> [The problem]
Repeat every entry word for word, but leave the images out of your copy.

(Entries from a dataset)
** start **

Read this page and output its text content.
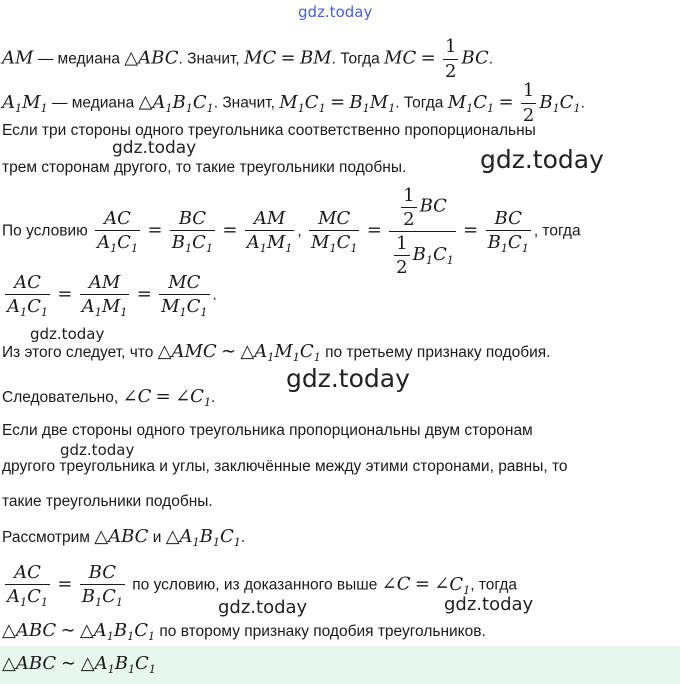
gdz.today
gdz.today	gdz.today
gdz.today
gdz.today
gdz.today
gdz.today	gdz.today
AM — медиана △ABC. Значит, MC = BM. Тогда MC = $\frac{1}{2}$ BC.
$A_1M_1$ — медиана $\triangle A_1B_1C_1$. Значит, $M_1C_1 = B_1M_1$. Тогда $M_1C_1 = \frac{1}{2} B_1C_1$.
Если три стороны одного треугольника соответственно пропорциональны
трем сторонам другого, то такие треугольники подобны.
По условию $\frac{AC}{A_1C_1} = \frac{BC}{B_1C_1} = \frac{AM}{A_1M_1}$ , $\frac{MC}{M_1C_1} = \frac{\frac{1}{2} BC}{\frac{1}{2} B_1C_1} = \frac{BC}{B_1C_1}$ , тогда
$\frac{AC}{A_1C_1} = \frac{AM}{A_1M_1} = \frac{MC}{M_1C_1}$ .
Из этого следует, что △AMC ∼ $\triangle A_1M_1C_1$ по третьему признаку подобия.
Следовательно, ∠C = $\angle C_1$.
Если две стороны одного треугольника пропорциональны двум сторонам
другого треугольника и углы, заключённые между этими сторонами, равны, то
такие треугольники подобны.
Рассмотрим △ABC и $\triangle A_1B_1C_1$.
$\frac{AC}{A_1C_1} = \frac{BC}{B_1C_1}$ по условию, из доказанного выше ∠C = $\angle C_1$, тогда
△ABC ∼ $\triangle A_1B_1C_1$ по второму признаку подобия треугольников.
△ABC ∼ $\triangle A_1B_1C_1$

** end **

> [Problem solution]
Read this page and output its text content.
gdz.today
gdz.today	gdz.today
gdz.today
gdz.today
gdz.today
gdz.today	gdz.today
AM — медиана △ABC. Значит, MC = BM. Тогда MC = $\frac{1}{2}$ BC.
$A_1M_1$ — медиана $\triangle A_1B_1C_1$. Значит, $M_1C_1 = B_1M_1$. Тогда $M_1C_1 = \frac{1}{2} B_1C_1$.
Если три стороны одного треугольника соответственно пропорциональны
трем сторонам другого, то такие треугольники подобны.
По условию $\frac{AC}{A_1C_1} = \frac{BC}{B_1C_1} = \frac{AM}{A_1M_1}$ , $\frac{MC}{M_1C_1} = \frac{\frac{1}{2} BC}{\frac{1}{2} B_1C_1} = \frac{BC}{B_1C_1}$ , тогда
$\frac{AC}{A_1C_1} = \frac{AM}{A_1M_1} = \frac{MC}{M_1C_1}$ .
Из этого следует, что △AMC ∼ $\triangle A_1M_1C_1$ по третьему признаку подобия.
Следовательно, ∠C = $\angle C_1$.
Если две стороны одного треугольника пропорциональны двум сторонам
другого треугольника и углы, заключённые между этими сторонами, равны, то
такие треугольники подобны.
Рассмотрим △ABC и $\triangle A_1B_1C_1$.
$\frac{AC}{A_1C_1} = \frac{BC}{B_1C_1}$ по условию, из доказанного выше ∠C = $\angle C_1$, тогда
△ABC ∼ $\triangle A_1B_1C_1$ по второму признаку подобия треугольников.
△ABC ∼ $\triangle A_1B_1C_1$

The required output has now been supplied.